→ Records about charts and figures
——————————

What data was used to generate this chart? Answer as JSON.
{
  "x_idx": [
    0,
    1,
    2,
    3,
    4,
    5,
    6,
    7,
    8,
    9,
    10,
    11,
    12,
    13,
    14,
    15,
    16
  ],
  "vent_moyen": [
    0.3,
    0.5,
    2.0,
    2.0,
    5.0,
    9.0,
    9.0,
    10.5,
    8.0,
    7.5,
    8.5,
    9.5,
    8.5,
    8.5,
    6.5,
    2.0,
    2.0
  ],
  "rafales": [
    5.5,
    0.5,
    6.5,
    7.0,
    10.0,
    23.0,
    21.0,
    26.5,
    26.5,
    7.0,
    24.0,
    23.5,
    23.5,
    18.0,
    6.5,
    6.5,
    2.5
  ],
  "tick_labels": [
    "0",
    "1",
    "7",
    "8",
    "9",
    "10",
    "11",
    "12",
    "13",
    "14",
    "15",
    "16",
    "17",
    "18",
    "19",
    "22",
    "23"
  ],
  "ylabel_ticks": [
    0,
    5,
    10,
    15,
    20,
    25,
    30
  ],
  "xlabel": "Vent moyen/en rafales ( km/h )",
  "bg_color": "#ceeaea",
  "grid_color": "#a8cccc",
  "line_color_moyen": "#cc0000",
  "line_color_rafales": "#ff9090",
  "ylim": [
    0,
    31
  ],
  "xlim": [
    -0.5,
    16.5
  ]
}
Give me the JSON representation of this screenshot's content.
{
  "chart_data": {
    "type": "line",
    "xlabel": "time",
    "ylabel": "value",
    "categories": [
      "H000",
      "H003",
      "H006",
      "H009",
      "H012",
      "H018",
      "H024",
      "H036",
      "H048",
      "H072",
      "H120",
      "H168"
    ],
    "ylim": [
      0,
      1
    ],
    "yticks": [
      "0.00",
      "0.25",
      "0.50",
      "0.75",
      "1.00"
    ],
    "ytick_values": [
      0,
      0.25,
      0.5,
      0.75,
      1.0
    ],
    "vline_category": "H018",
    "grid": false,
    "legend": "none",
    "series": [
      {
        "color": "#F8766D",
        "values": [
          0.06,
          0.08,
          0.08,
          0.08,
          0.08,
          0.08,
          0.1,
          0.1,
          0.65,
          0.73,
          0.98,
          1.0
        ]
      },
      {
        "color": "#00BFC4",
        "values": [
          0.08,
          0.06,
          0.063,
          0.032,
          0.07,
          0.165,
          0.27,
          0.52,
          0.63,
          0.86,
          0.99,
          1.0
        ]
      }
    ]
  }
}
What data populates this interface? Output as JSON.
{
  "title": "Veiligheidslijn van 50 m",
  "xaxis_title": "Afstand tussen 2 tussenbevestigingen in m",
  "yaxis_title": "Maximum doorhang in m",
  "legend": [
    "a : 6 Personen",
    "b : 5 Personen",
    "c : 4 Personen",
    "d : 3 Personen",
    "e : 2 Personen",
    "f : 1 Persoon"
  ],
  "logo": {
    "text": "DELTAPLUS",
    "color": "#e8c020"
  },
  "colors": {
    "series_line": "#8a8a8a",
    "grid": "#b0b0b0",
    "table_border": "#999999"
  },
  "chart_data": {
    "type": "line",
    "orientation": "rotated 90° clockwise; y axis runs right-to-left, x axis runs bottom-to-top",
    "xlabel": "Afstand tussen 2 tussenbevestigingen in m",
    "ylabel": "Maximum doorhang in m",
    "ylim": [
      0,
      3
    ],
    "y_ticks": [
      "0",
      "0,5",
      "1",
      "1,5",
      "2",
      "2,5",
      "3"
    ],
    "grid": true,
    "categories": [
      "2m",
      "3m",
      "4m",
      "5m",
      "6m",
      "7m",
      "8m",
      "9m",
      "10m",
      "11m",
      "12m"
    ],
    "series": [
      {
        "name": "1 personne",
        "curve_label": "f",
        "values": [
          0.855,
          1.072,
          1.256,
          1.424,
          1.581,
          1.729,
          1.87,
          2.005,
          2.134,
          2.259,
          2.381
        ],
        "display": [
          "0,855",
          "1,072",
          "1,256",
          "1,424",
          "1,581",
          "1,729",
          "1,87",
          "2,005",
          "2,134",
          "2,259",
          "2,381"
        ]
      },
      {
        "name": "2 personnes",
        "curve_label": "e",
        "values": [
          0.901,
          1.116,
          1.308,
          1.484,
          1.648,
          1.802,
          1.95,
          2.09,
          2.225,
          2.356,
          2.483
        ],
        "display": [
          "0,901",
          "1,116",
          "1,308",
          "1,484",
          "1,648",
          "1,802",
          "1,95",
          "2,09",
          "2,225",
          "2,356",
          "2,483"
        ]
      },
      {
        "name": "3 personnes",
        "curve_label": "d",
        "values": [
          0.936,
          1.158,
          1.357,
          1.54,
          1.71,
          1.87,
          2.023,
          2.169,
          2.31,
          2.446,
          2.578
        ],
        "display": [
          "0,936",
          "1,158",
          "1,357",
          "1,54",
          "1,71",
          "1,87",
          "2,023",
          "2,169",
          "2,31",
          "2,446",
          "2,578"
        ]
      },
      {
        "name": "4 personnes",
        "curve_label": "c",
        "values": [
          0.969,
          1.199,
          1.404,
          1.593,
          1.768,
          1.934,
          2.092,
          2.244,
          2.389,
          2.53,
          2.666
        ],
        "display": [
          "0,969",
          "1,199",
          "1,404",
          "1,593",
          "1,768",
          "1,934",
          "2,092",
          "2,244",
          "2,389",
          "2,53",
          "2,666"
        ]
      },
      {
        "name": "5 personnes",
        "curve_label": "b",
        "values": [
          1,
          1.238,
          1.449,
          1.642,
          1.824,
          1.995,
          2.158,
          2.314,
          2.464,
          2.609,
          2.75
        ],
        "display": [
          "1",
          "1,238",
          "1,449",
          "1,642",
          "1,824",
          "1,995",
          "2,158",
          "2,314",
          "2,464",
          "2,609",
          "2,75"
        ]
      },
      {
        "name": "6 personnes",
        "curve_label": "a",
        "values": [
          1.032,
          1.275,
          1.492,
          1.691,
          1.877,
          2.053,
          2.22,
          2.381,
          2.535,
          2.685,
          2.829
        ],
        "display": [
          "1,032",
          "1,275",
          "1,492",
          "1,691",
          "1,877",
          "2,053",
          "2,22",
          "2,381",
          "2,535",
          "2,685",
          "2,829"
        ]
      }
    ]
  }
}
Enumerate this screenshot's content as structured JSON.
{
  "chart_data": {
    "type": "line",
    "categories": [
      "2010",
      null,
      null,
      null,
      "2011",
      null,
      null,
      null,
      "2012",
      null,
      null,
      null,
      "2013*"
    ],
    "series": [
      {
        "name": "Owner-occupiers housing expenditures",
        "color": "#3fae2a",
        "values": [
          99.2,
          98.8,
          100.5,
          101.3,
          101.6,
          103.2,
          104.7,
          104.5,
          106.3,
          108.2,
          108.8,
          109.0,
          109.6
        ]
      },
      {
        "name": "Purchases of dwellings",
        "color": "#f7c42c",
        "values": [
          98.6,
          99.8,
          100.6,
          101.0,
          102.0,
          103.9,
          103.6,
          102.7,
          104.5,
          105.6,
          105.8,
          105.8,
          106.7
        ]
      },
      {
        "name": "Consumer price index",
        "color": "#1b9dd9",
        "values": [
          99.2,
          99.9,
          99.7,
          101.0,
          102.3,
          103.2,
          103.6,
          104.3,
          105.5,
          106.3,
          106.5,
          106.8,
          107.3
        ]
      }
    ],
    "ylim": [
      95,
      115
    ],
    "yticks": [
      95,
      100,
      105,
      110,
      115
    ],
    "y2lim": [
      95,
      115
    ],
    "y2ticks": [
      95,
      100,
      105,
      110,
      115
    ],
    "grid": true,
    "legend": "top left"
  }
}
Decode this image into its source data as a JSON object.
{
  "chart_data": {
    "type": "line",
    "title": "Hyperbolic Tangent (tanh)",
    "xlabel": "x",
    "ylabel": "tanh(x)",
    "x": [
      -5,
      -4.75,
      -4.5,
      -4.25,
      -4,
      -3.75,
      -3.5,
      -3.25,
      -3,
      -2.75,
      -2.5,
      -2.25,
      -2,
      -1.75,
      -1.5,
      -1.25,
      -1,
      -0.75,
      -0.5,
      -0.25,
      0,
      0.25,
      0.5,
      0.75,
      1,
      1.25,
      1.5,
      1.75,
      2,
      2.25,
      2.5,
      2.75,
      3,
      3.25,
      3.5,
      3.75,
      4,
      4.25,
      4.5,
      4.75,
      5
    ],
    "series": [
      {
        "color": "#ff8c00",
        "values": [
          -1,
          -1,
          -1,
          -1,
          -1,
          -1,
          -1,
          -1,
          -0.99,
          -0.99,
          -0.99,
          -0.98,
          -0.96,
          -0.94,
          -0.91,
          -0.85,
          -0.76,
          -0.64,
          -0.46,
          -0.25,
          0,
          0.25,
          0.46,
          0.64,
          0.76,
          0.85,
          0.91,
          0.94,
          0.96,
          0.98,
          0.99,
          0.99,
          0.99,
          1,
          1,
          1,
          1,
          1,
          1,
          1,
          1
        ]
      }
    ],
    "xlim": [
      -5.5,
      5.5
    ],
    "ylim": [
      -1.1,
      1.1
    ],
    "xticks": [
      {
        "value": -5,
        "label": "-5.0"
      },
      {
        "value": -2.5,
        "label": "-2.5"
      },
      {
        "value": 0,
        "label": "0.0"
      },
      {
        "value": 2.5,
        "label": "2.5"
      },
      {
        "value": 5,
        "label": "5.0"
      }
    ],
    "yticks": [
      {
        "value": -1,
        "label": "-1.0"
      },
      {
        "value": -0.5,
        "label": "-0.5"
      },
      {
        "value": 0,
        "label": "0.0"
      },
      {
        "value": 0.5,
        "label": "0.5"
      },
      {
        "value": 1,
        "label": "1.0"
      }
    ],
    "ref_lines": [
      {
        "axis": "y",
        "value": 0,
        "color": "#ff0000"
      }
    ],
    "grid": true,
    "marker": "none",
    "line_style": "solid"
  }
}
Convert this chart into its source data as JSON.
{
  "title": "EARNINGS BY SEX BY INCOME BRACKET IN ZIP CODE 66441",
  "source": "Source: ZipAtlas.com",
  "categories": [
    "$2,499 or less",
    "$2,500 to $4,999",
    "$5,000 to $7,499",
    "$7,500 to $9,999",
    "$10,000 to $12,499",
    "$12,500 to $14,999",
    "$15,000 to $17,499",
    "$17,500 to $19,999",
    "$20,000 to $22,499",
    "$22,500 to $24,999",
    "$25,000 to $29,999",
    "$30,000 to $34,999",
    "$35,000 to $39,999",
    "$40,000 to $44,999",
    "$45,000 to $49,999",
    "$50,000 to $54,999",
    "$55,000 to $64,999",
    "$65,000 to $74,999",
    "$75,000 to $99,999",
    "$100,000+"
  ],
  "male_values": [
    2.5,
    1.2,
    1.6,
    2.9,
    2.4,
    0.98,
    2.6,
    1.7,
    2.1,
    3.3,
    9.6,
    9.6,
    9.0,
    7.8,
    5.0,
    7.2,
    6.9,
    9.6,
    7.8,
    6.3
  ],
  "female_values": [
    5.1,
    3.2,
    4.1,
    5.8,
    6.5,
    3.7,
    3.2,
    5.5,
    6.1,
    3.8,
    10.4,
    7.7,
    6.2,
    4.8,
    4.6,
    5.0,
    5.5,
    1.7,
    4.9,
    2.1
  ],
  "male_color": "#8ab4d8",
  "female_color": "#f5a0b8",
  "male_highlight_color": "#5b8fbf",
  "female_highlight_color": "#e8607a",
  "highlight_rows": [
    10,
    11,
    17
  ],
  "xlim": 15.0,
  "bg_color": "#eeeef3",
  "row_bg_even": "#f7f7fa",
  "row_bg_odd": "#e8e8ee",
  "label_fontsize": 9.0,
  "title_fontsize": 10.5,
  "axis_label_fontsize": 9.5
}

——————————

→ DIRECTIVE
Scan the lines for the string "into". Pick out every line that has it.

→ REPLY
Decode this image into its source data as a JSON object.
Convert this chart into its source data as JSON.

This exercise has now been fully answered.